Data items
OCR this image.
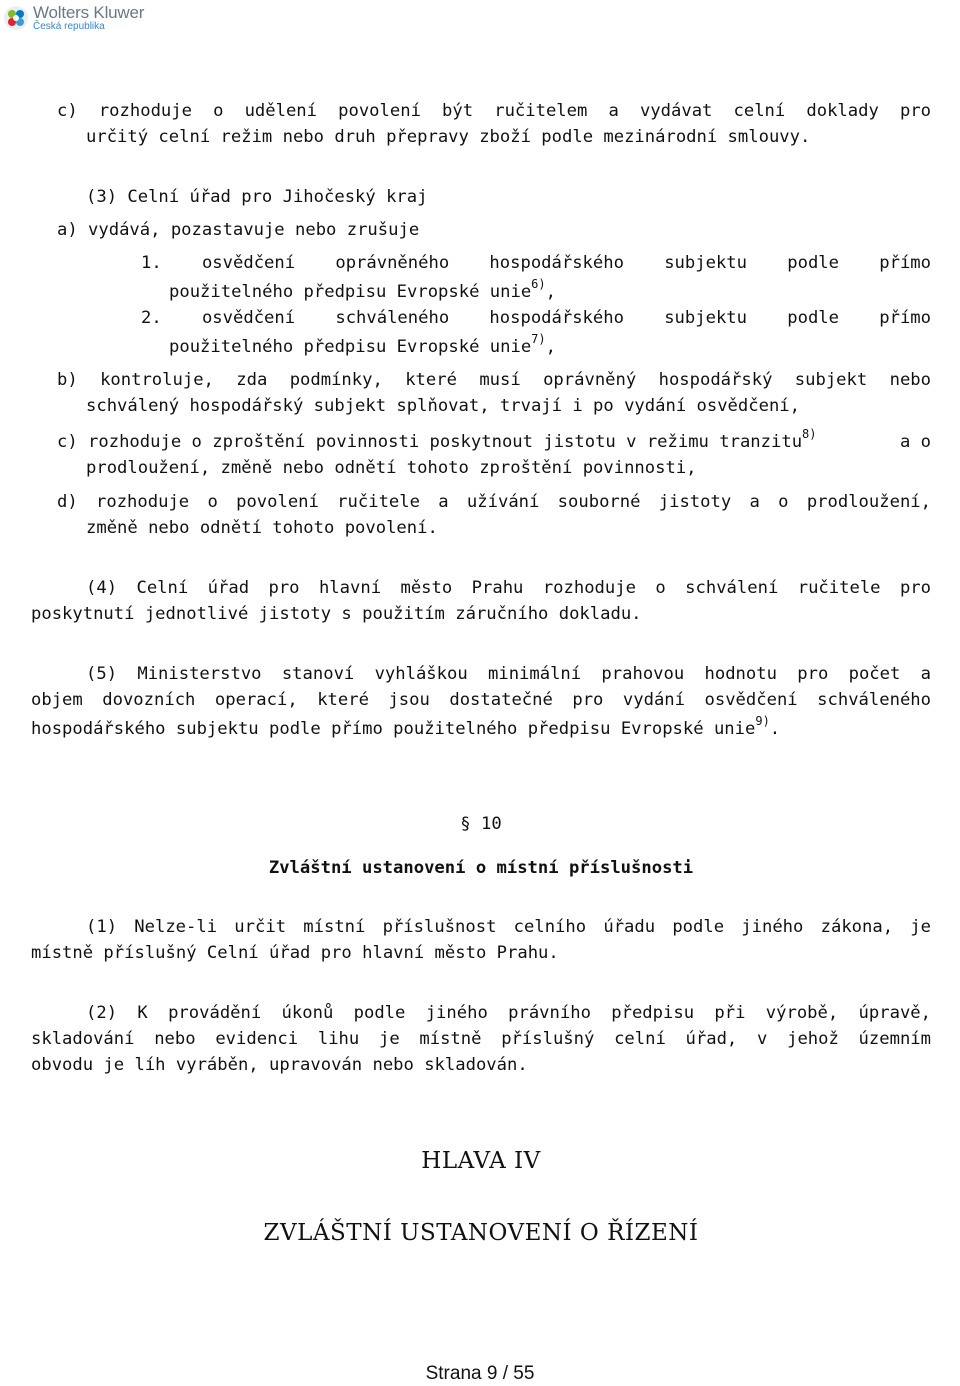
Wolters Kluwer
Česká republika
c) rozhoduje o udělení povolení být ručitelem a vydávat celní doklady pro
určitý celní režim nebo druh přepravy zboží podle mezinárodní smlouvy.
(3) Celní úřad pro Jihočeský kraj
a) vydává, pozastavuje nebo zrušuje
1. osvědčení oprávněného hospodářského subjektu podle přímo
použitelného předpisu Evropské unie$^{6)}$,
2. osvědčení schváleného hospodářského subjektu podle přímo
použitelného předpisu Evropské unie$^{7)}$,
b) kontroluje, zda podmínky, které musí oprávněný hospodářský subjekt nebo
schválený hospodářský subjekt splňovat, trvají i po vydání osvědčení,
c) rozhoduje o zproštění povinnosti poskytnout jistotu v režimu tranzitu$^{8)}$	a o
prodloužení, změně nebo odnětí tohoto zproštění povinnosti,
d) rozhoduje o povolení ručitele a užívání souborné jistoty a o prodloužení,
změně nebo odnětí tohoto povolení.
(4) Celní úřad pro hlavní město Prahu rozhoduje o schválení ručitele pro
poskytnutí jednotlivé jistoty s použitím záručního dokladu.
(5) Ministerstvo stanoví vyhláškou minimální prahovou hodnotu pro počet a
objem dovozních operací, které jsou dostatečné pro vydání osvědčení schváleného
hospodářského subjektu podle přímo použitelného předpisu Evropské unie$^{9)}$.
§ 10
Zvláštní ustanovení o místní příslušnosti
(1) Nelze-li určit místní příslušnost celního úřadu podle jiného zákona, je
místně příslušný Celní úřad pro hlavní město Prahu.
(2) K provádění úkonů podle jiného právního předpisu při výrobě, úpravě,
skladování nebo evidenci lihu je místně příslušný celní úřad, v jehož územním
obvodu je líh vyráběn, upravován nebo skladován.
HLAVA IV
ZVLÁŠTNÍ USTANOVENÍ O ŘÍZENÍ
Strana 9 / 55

--

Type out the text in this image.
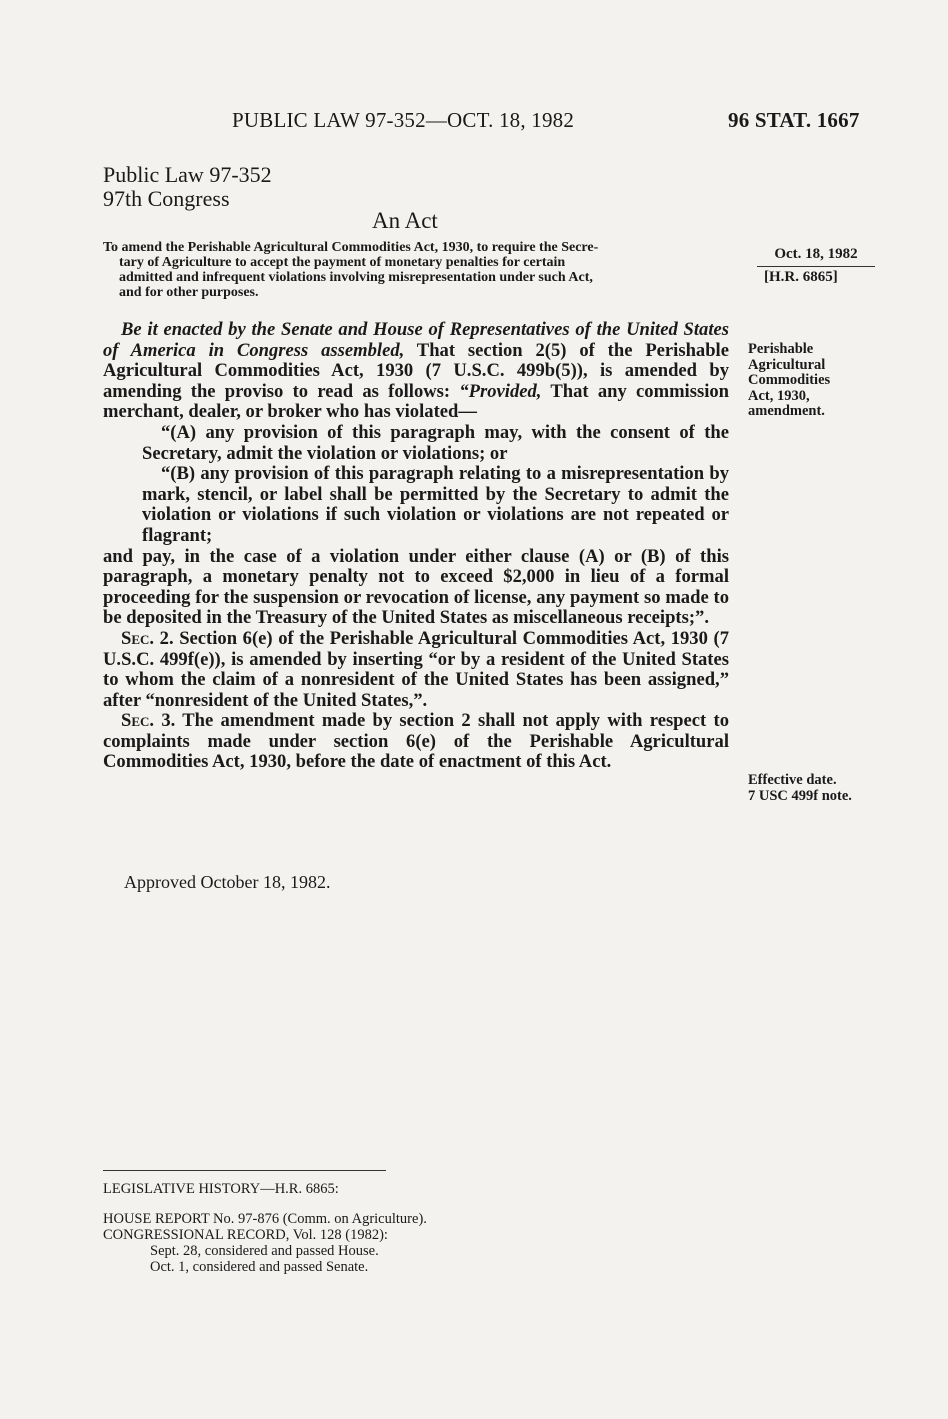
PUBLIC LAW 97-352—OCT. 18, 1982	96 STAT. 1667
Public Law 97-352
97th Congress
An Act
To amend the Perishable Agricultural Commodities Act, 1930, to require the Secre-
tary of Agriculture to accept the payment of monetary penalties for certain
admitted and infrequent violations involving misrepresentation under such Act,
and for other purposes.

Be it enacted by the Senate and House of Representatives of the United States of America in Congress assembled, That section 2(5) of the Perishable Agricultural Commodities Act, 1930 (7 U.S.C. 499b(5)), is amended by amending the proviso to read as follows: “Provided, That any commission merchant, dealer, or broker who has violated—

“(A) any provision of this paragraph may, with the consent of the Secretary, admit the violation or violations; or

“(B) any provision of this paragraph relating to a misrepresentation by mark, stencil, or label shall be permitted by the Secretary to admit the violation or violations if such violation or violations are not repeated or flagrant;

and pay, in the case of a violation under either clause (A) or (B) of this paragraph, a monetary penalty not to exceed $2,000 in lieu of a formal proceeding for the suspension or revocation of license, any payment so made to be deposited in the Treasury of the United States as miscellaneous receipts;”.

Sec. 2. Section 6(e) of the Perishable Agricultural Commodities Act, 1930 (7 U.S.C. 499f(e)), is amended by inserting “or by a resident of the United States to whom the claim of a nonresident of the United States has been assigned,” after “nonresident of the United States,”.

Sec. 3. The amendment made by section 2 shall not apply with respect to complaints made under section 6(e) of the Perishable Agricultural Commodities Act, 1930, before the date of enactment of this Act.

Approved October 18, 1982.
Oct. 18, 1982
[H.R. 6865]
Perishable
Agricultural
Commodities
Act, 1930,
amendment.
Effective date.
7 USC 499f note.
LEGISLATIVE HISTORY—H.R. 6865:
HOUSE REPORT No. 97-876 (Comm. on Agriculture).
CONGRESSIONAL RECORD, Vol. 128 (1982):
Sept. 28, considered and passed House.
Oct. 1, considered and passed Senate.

→ Task to carry out
Check each line of the entries above for the word "jiného". List the ones that have it.

→ Exercise answer
(1) Nelze-li určit místní příslušnost celního úřadu podle jiného zákona, je
(2) K provádění úkonů podle jiného právního předpisu při výrobě, úpravě,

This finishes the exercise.